Each of these projects was essential to making the U1 what it is today.
Open Competition ($100,000) Run in two phases of $50,000 each, open to any developer or U1 user worldwide. Makers without a U1 can contact Snapmaker about hardware support, according to the FAQ.
- Phase 1 ($50,000): Submissions June 9 – September 7, 2026. Winners announced September 30.
- Phase 2 ($50,000): Submissions October 1 – December 31, 2026. Winners announced January 22, 2027.
How to Enter the Snapmaker Innovation Fund
Prize Structure (per phase)
- U1 Pioneer: 3 winners ($5,000 each)
- Eco-Enhancer: 7 winners ($3,000 each)
- Active Builder: 10 winners ($1,500 each)
All winners receive a badge and certificate, an official social media spotlight, and beta access to upcoming Snapmaker products. Winners retain full ownership of their work.
How to Apply
- Build your project and publish it on GitHub or another public platform
- Share it in a Snapmaker community channel (Facebook Group, Reddit, Discord, or Forum)
- Submit via the official application form
Eligible work spans slicer plugins, firmware, hardware modifications, workflows, and accessories. Projects that benefit older Snapmaker hardware or the broader maker community are equally welcome.
Judging Criteria
- Tech Committee evaluation: 80% (Snapmaker’s product and engineering team, plus industry and community experts)
- Community vote: 20%
Projects are assessed on innovation and technical depth, openness and quality, and practicality across the broader community.
Snapmaker Answers AMIA’s Questions
Why deepen ties with the open-source community now?
“The U1 is built on community projects: OrcaSlicer, Klipper, Moonraker, and Fluidd. Giving back is simply the right thing to do. We’ve been planning this for over a year. The timing is honest: after a record Kickstarter and the production marathon that followed, this is the first moment we’ve had the breathing room to do it properly. And it’s Snapmaker’s 10th anniversary. There’s no better way to celebrate than by rewarding the people who made it possible to Make Something Wonderful.”
Why do winners keep full ownership of their work?

=====

= ACTIONS TO TAKE =
A. Decide whether each statement agrees with the passage on the Snapmaker Innovation Fund. For each, answer yes or no and quote the words from the passage that decide it. (i) Phase 2 winners are announced on January 22, 2027. (ii) Each phase has ten Eco-Enhancer winners. (iii) The community vote makes up 80% of the judging.
B. Carry on the passage on the Snapmaker Innovation Fund from its final sentence, in the same style.

=====

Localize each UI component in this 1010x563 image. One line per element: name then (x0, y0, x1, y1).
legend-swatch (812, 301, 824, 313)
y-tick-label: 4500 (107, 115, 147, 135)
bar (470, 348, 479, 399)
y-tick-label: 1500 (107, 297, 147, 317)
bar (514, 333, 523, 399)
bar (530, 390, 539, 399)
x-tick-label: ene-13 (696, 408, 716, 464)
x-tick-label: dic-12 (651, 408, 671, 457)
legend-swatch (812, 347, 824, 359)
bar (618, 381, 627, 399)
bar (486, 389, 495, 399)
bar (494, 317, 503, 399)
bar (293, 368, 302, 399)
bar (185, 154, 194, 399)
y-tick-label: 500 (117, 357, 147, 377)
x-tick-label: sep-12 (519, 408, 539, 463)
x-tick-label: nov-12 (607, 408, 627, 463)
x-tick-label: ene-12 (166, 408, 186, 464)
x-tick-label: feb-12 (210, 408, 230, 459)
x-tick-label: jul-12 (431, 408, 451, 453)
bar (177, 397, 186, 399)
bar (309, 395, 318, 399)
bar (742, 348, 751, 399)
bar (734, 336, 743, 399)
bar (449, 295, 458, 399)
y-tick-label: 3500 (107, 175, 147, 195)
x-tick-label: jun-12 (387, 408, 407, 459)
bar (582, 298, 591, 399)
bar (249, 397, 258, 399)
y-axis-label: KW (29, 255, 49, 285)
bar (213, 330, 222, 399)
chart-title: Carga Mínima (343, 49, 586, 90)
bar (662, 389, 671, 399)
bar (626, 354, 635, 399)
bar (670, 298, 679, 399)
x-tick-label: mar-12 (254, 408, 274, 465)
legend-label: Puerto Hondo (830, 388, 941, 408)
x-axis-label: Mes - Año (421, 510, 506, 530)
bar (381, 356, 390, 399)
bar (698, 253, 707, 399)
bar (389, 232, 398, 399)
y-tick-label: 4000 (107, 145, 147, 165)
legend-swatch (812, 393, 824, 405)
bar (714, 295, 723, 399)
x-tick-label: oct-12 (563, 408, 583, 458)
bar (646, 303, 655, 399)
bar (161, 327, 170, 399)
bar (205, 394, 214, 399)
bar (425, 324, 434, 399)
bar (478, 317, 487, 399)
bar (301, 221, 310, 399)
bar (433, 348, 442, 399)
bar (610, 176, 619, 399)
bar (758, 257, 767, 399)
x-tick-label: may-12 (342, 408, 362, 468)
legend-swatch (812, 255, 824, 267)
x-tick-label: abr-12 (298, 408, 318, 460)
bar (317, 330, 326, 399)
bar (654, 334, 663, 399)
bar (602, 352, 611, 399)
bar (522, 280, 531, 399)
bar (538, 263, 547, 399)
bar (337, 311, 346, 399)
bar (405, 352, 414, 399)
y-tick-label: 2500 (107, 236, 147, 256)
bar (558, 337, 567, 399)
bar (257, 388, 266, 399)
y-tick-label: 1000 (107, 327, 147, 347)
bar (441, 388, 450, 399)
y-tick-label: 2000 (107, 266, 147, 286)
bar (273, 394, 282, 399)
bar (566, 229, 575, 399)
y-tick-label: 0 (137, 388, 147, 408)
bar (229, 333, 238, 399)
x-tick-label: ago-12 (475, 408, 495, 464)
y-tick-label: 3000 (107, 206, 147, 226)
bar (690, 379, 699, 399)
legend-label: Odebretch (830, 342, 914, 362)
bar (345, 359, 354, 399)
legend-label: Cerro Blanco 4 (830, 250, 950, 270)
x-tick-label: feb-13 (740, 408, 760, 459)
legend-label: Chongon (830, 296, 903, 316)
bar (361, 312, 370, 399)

=====

= OUTPUTS BY TASK =
A.
(i) Yes: "Phase 2 ($50,000): Submissions October 1 – December 31, 2026. Winners announced January 22, 2027."
(ii) No: "Eco-Enhancer: 7 winners ($3,000 each)"
(iii) No: "Community vote: 20%"

B.
“A core value of ours: focus on what you’re good at. We build machines; the community imagines things we never would. We’re partners, not acquirers. Developers who keep their IP keep their motivation, and the whole ecosystem gets stronger, including us.”
Your message to the maker community worldwide?
“Everything Snapmaker has built over the past ten years, we built together with this community. So: go out and Make Something Wonderful. And if you make something really great, as a nice little incentive, there’s $100,000 on the table waiting for you.”
AM Insight Asia Perspective
Snapmaker’s record-breaking Kickstarter for the U1 and the subsequent Series B from major Chinese VCs gave the company real momentum. In that context, Snapmaker chose to direct its energy toward giving back to the community. At a moment when the relationship between companies and the open-source community is fraying in some corners of the industry, that direction stands out.
It may look like a marketing play from the outside. But for Snapmaker, this is simply returning what they were given. That is how they have grown over the past ten years.
“Make Something Wonderful.”
That mindset runs through not just their products, but the way they engage with their community.
From hiring Ratdoux to launching the Innovation Fund, none of this is coincidental. Snapmaker is now demonstrating its commitment to community symbiosis through action, not words. Whether other manufacturers will follow remains to be seen.
Phase 1 submissions are open now, with a deadline of September 7, 2026. Full details are available at the Snapmaker Innovation Fund page.